Ricopia per intero, parola per parola, l'intervista sull'ultimo romanzo.

▶ **Brano fornito**:
****

Ci racconti com’è nato questo suo ultimo romanzo. Perché va letto?
Un giorno mi è capitato di immaginare che cosa succederebbe se il ragazzo che ero venisse visitato dall’uomo che sono diventato. Ho cominciato da alcuni momenti cruciali della mia vita di ventenne e ho immaginato di vedermi da laggiù come sono adesso. Diciamo esattamente il contrario di un ricordo. Mi riconoscerei se mi incontrassi? Intendo se incontrassi quest’uomo di mezza età, magro, spelacchiato, che consuma la sua vita scrivendo? Quanta sarebbe la delusione e quanta magari la curiosità di avvicinarlo, di saperne qualcosa di più? Soprattutto se quel ragazzo cominciasse a intuire che quell’uomo di mezz’età ha molto a che vedere con lui? Sul perché vada letto il mio libro non ne ho la più pallida idea.

Nel 2005 da una piccola città del Friuli si trasferisce a Roma. Che cosa ha comportato per la sua scrittura questo cambiamento così radicale?

****

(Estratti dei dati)
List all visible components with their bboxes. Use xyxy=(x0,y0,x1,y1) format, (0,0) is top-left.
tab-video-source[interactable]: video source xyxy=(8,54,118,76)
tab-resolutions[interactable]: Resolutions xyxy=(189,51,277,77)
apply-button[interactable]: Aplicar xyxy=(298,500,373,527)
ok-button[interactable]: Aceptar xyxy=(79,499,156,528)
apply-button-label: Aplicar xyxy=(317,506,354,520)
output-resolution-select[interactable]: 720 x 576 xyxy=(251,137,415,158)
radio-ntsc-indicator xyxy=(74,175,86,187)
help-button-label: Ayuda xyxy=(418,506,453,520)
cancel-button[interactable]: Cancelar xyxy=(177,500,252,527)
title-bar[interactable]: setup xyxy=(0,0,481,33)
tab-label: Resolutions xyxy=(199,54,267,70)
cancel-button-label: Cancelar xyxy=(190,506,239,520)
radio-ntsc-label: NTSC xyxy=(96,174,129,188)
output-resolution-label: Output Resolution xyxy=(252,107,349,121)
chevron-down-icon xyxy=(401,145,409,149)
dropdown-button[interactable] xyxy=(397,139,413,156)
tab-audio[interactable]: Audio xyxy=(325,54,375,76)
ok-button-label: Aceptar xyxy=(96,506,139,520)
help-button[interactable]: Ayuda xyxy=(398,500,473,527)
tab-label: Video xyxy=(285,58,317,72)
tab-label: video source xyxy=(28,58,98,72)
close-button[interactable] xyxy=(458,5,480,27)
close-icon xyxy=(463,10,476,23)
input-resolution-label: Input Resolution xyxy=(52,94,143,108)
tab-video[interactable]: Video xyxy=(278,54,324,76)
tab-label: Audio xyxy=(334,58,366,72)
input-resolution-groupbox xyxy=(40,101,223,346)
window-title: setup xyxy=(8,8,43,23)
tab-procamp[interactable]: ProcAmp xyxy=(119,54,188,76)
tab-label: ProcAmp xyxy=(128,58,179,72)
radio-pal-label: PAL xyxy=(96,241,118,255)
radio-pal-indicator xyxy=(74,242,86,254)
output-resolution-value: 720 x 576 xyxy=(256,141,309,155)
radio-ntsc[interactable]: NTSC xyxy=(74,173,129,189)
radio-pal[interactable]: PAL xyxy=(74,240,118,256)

****

▶ **Svolgimento**:
Ci racconti com’è nato questo suo ultimo romanzo. Perché va letto?
Un giorno mi è capitato di immaginare che cosa succederebbe se il ragazzo che ero venisse visitato dall’uomo che sono diventato. Ho cominciato da alcuni momenti cruciali della mia vita di ventenne e ho immaginato di vedermi da laggiù come sono adesso. Diciamo esattamente il contrario di un ricordo. Mi riconoscerei se mi incontrassi? Intendo se incontrassi quest’uomo di mezza età, magro, spelacchiato, che consuma la sua vita scrivendo? Quanta sarebbe la delusione e quanta magari la curiosità di avvicinarlo, di saperne qualcosa di più? Soprattutto se quel ragazzo cominciasse a intuire che quell’uomo di mezz’età ha molto a che vedere con lui? Sul perché vada letto il mio libro non ne ho la più pallida idea.

Nel 2005 da una piccola città del Friuli si trasferisce a Roma. Che cosa ha comportato per la sua scrittura questo cambiamento così radicale?